[Saved data entries]
__________

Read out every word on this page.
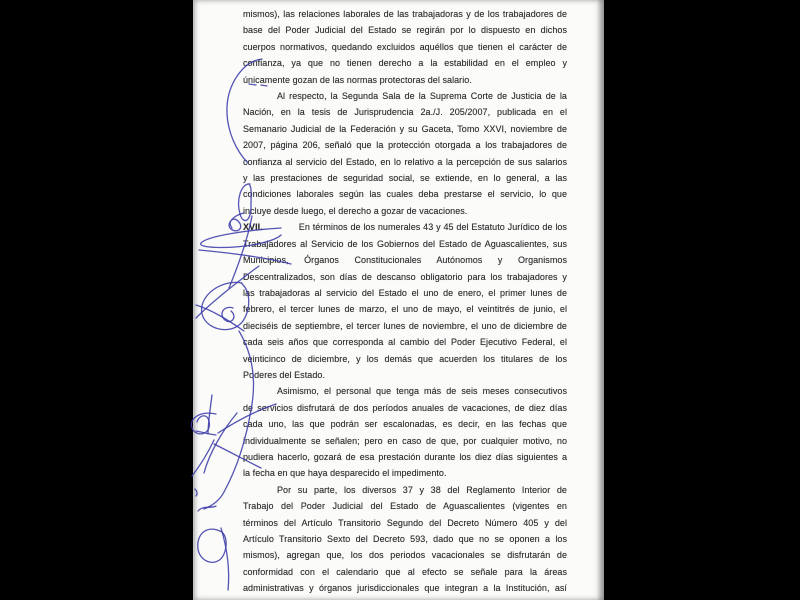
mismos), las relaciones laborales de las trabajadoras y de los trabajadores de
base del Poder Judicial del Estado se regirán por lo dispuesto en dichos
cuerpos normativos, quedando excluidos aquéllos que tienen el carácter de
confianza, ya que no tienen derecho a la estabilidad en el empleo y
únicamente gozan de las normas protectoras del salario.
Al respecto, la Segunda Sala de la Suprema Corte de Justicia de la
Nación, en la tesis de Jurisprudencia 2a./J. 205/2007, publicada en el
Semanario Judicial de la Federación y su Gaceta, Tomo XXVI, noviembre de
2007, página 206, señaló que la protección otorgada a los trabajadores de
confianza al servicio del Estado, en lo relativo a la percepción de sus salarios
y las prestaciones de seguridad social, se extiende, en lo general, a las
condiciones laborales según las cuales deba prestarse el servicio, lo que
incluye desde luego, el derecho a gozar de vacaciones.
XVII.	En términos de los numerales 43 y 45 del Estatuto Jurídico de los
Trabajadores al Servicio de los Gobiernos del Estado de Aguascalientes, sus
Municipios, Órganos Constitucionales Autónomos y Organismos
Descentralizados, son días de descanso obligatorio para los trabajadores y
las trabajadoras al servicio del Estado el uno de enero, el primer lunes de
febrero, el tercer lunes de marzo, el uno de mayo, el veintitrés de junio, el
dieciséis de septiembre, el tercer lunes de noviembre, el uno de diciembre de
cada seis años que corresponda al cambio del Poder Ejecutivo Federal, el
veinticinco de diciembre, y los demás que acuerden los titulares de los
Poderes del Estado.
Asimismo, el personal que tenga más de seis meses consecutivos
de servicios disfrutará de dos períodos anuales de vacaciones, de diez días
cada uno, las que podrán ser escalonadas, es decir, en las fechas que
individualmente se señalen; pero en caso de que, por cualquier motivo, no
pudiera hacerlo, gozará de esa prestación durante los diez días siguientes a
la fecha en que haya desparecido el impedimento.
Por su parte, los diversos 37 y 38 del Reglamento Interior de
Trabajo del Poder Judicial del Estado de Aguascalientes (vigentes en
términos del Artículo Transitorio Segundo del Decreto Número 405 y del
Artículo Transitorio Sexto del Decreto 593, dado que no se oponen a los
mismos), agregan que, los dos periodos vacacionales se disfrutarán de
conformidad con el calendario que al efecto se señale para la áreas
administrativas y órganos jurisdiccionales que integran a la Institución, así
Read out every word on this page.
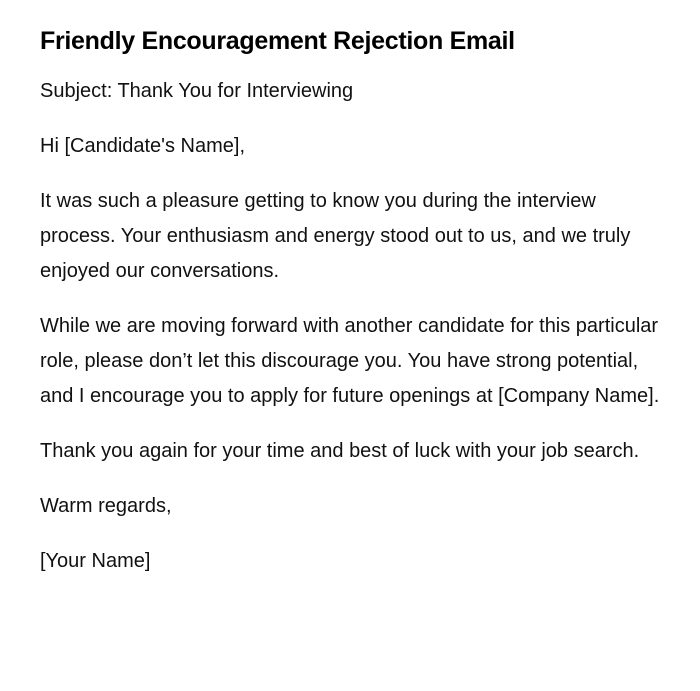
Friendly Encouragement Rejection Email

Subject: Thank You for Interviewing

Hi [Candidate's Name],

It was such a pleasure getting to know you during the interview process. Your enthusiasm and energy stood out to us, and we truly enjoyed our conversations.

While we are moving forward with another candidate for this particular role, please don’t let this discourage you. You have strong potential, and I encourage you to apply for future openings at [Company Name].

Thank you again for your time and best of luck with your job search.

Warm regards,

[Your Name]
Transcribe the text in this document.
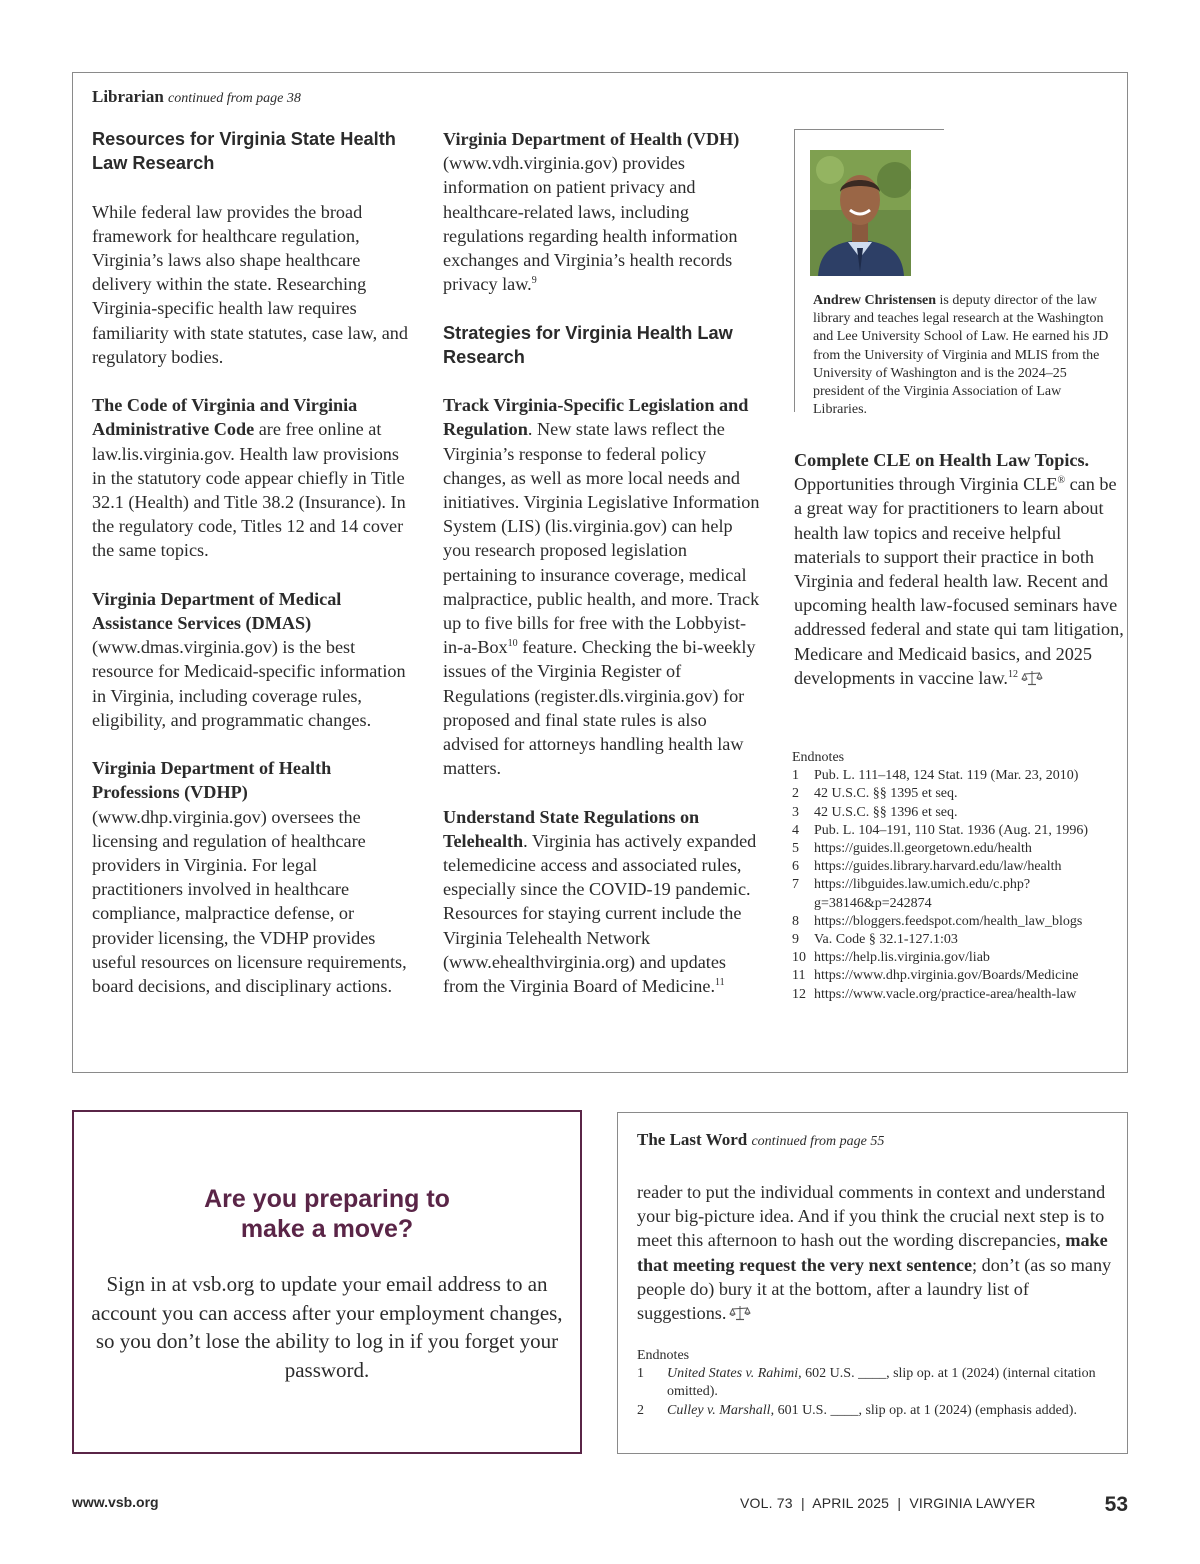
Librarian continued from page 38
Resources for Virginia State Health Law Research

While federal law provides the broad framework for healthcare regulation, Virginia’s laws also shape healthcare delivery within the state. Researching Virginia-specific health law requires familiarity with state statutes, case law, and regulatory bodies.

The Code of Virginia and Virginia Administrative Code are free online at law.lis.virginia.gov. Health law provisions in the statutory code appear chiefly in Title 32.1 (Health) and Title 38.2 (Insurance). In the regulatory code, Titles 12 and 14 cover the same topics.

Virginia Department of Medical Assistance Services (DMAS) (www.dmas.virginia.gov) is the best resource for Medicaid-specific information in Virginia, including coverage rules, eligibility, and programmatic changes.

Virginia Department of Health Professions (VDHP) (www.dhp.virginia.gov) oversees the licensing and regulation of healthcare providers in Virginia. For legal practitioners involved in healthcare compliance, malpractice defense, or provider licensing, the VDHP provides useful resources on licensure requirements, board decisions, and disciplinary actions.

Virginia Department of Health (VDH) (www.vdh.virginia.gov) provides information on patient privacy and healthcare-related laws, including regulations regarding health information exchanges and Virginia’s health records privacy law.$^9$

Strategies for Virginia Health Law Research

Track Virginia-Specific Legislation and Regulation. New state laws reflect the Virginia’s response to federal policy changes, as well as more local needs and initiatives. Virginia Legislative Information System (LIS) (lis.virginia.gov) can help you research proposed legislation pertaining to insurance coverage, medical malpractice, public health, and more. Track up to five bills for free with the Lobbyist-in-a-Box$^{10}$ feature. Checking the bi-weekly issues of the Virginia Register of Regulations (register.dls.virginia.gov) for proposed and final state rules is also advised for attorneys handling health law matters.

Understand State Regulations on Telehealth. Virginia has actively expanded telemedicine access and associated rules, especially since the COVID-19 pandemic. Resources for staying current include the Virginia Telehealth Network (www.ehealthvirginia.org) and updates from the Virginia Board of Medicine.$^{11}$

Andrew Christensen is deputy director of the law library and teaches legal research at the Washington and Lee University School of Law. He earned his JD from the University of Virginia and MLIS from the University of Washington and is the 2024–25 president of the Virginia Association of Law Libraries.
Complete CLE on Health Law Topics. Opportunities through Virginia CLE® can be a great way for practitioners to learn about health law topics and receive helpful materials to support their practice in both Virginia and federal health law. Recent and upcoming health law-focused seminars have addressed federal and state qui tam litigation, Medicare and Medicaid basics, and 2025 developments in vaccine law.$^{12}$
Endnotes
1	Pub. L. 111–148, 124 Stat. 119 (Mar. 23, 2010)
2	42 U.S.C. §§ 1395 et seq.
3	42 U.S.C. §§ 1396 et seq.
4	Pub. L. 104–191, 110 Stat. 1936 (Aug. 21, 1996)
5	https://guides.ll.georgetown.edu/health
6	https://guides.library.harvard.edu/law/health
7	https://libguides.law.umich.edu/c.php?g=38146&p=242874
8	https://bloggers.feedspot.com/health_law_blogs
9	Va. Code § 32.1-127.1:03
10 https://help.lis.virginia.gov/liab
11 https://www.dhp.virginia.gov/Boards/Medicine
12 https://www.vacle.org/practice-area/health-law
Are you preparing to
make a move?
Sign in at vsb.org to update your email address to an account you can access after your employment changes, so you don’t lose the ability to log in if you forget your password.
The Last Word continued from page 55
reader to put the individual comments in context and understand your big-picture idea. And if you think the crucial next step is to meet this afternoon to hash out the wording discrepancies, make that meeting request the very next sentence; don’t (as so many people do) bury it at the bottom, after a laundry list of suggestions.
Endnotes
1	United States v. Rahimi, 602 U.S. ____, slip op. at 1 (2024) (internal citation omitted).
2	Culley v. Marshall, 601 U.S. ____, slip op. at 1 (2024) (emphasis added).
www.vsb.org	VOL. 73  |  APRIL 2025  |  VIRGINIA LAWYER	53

__________

> What to produce
Pictures are to be left out; repeat all the remaining data exactly.

> Exercise answer
Read out every word on this page.
mismos), las relaciones laborales de las trabajadoras y de los trabajadores de
base del Poder Judicial del Estado se regirán por lo dispuesto en dichos
cuerpos normativos, quedando excluidos aquéllos que tienen el carácter de
confianza, ya que no tienen derecho a la estabilidad en el empleo y
únicamente gozan de las normas protectoras del salario.
Al respecto, la Segunda Sala de la Suprema Corte de Justicia de la
Nación, en la tesis de Jurisprudencia 2a./J. 205/2007, publicada en el
Semanario Judicial de la Federación y su Gaceta, Tomo XXVI, noviembre de
2007, página 206, señaló que la protección otorgada a los trabajadores de
confianza al servicio del Estado, en lo relativo a la percepción de sus salarios
y las prestaciones de seguridad social, se extiende, en lo general, a las
condiciones laborales según las cuales deba prestarse el servicio, lo que
incluye desde luego, el derecho a gozar de vacaciones.
XVII.	En términos de los numerales 43 y 45 del Estatuto Jurídico de los
Trabajadores al Servicio de los Gobiernos del Estado de Aguascalientes, sus
Municipios, Órganos Constitucionales Autónomos y Organismos
Descentralizados, son días de descanso obligatorio para los trabajadores y
las trabajadoras al servicio del Estado el uno de enero, el primer lunes de
febrero, el tercer lunes de marzo, el uno de mayo, el veintitrés de junio, el
dieciséis de septiembre, el tercer lunes de noviembre, el uno de diciembre de
cada seis años que corresponda al cambio del Poder Ejecutivo Federal, el
veinticinco de diciembre, y los demás que acuerden los titulares de los
Poderes del Estado.
Asimismo, el personal que tenga más de seis meses consecutivos
de servicios disfrutará de dos períodos anuales de vacaciones, de diez días
cada uno, las que podrán ser escalonadas, es decir, en las fechas que
individualmente se señalen; pero en caso de que, por cualquier motivo, no
pudiera hacerlo, gozará de esa prestación durante los diez días siguientes a
la fecha en que haya desparecido el impedimento.
Por su parte, los diversos 37 y 38 del Reglamento Interior de
Trabajo del Poder Judicial del Estado de Aguascalientes (vigentes en
términos del Artículo Transitorio Segundo del Decreto Número 405 y del
Artículo Transitorio Sexto del Decreto 593, dado que no se oponen a los
mismos), agregan que, los dos periodos vacacionales se disfrutarán de
conformidad con el calendario que al efecto se señale para la áreas
administrativas y órganos jurisdiccionales que integran a la Institución, así
Read out every word on this page.
Friendly Encouragement Rejection Email

Subject: Thank You for Interviewing

Hi [Candidate's Name],

It was such a pleasure getting to know you during the interview process. Your enthusiasm and energy stood out to us, and we truly enjoyed our conversations.

While we are moving forward with another candidate for this particular role, please don’t let this discourage you. You have strong potential, and I encourage you to apply for future openings at [Company Name].

Thank you again for your time and best of luck with your job search.

Warm regards,

[Your Name]
Transcribe the text in this document.
Librarian continued from page 38
Resources for Virginia State Health Law Research

While federal law provides the broad framework for healthcare regulation, Virginia’s laws also shape healthcare delivery within the state. Researching Virginia-specific health law requires familiarity with state statutes, case law, and regulatory bodies.

The Code of Virginia and Virginia Administrative Code are free online at law.lis.virginia.gov. Health law provisions in the statutory code appear chiefly in Title 32.1 (Health) and Title 38.2 (Insurance). In the regulatory code, Titles 12 and 14 cover the same topics.

Virginia Department of Medical Assistance Services (DMAS) (www.dmas.virginia.gov) is the best resource for Medicaid-specific information in Virginia, including coverage rules, eligibility, and programmatic changes.

Virginia Department of Health Professions (VDHP) (www.dhp.virginia.gov) oversees the licensing and regulation of healthcare providers in Virginia. For legal practitioners involved in healthcare compliance, malpractice defense, or provider licensing, the VDHP provides useful resources on licensure requirements, board decisions, and disciplinary actions.

Virginia Department of Health (VDH) (www.vdh.virginia.gov) provides information on patient privacy and healthcare-related laws, including regulations regarding health information exchanges and Virginia’s health records privacy law.$^9$

Strategies for Virginia Health Law Research

Track Virginia-Specific Legislation and Regulation. New state laws reflect the Virginia’s response to federal policy changes, as well as more local needs and initiatives. Virginia Legislative Information System (LIS) (lis.virginia.gov) can help you research proposed legislation pertaining to insurance coverage, medical malpractice, public health, and more. Track up to five bills for free with the Lobbyist-in-a-Box$^{10}$ feature. Checking the bi-weekly issues of the Virginia Register of Regulations (register.dls.virginia.gov) for proposed and final state rules is also advised for attorneys handling health law matters.

Understand State Regulations on Telehealth. Virginia has actively expanded telemedicine access and associated rules, especially since the COVID-19 pandemic. Resources for staying current include the Virginia Telehealth Network (www.ehealthvirginia.org) and updates from the Virginia Board of Medicine.$^{11}$

Andrew Christensen is deputy director of the law library and teaches legal research at the Washington and Lee University School of Law. He earned his JD from the University of Virginia and MLIS from the University of Washington and is the 2024–25 president of the Virginia Association of Law Libraries.
Complete CLE on Health Law Topics. Opportunities through Virginia CLE® can be a great way for practitioners to learn about health law topics and receive helpful materials to support their practice in both Virginia and federal health law. Recent and upcoming health law-focused seminars have addressed federal and state qui tam litigation, Medicare and Medicaid basics, and 2025 developments in vaccine law.$^{12}$
Endnotes
1	Pub. L. 111–148, 124 Stat. 119 (Mar. 23, 2010)
2	42 U.S.C. §§ 1395 et seq.
3	42 U.S.C. §§ 1396 et seq.
4	Pub. L. 104–191, 110 Stat. 1936 (Aug. 21, 1996)
5	https://guides.ll.georgetown.edu/health
6	https://guides.library.harvard.edu/law/health
7	https://libguides.law.umich.edu/c.php?g=38146&p=242874
8	https://bloggers.feedspot.com/health_law_blogs
9	Va. Code § 32.1-127.1:03
10 https://help.lis.virginia.gov/liab
11 https://www.dhp.virginia.gov/Boards/Medicine
12 https://www.vacle.org/practice-area/health-law
Are you preparing to
make a move?
Sign in at vsb.org to update your email address to an account you can access after your employment changes, so you don’t lose the ability to log in if you forget your password.
The Last Word continued from page 55
reader to put the individual comments in context and understand your big-picture idea. And if you think the crucial next step is to meet this afternoon to hash out the wording discrepancies, make that meeting request the very next sentence; don’t (as so many people do) bury it at the bottom, after a laundry list of suggestions.
Endnotes
1	United States v. Rahimi, 602 U.S. ____, slip op. at 1 (2024) (internal citation omitted).
2	Culley v. Marshall, 601 U.S. ____, slip op. at 1 (2024) (emphasis added).
www.vsb.org	VOL. 73  |  APRIL 2025  |  VIRGINIA LAWYER	53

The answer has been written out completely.